What to produce:
Please reproduce the records below line for line without changing them, but leave out the pictures.

---- The data

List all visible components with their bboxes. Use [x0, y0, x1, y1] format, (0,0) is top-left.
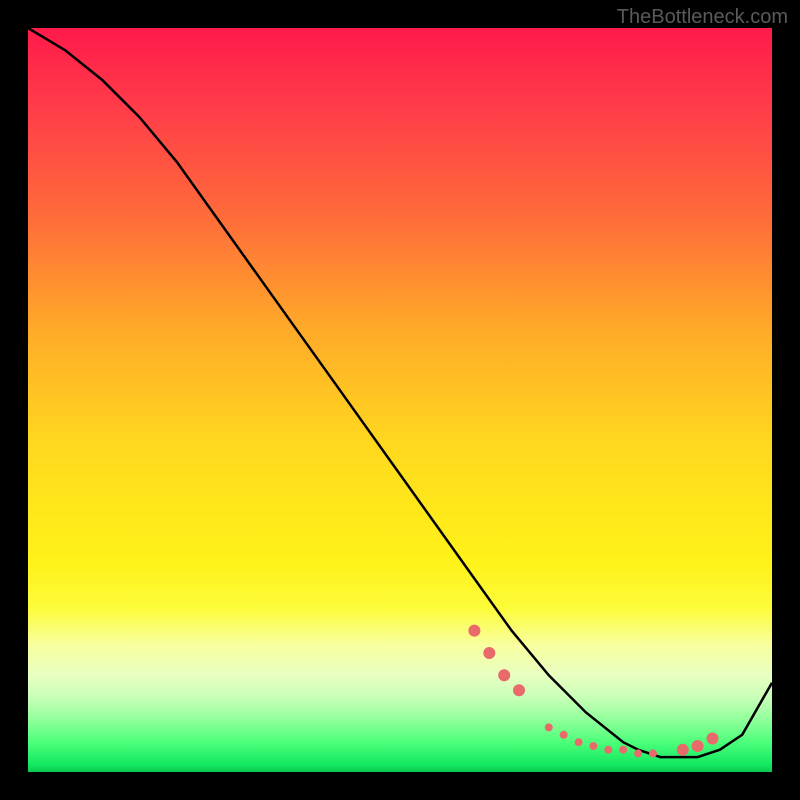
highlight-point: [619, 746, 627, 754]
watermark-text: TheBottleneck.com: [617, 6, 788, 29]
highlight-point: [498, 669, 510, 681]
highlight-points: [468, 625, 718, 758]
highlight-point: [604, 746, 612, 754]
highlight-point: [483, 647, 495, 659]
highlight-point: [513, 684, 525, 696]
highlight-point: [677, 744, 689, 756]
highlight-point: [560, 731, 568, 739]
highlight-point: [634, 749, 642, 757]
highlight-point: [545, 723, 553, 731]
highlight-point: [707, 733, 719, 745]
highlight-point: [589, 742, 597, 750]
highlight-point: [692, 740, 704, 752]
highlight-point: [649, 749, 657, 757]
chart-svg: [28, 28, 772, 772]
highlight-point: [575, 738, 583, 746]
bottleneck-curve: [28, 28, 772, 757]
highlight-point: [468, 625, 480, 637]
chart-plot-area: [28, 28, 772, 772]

--------

The solution:
List all visible components with their bboxes. Use [x0, y0, x1, y1] format, (0,0) is top-left.
highlight-point: [619, 746, 627, 754]
watermark-text: TheBottleneck.com: [617, 6, 788, 29]
highlight-point: [498, 669, 510, 681]
highlight-points: [468, 625, 718, 758]
highlight-point: [604, 746, 612, 754]
highlight-point: [483, 647, 495, 659]
highlight-point: [513, 684, 525, 696]
highlight-point: [677, 744, 689, 756]
highlight-point: [560, 731, 568, 739]
highlight-point: [634, 749, 642, 757]
highlight-point: [545, 723, 553, 731]
highlight-point: [707, 733, 719, 745]
highlight-point: [589, 742, 597, 750]
highlight-point: [692, 740, 704, 752]
highlight-point: [649, 749, 657, 757]
chart-svg: [28, 28, 772, 772]
highlight-point: [575, 738, 583, 746]
bottleneck-curve: [28, 28, 772, 757]
highlight-point: [468, 625, 480, 637]
chart-plot-area: [28, 28, 772, 772]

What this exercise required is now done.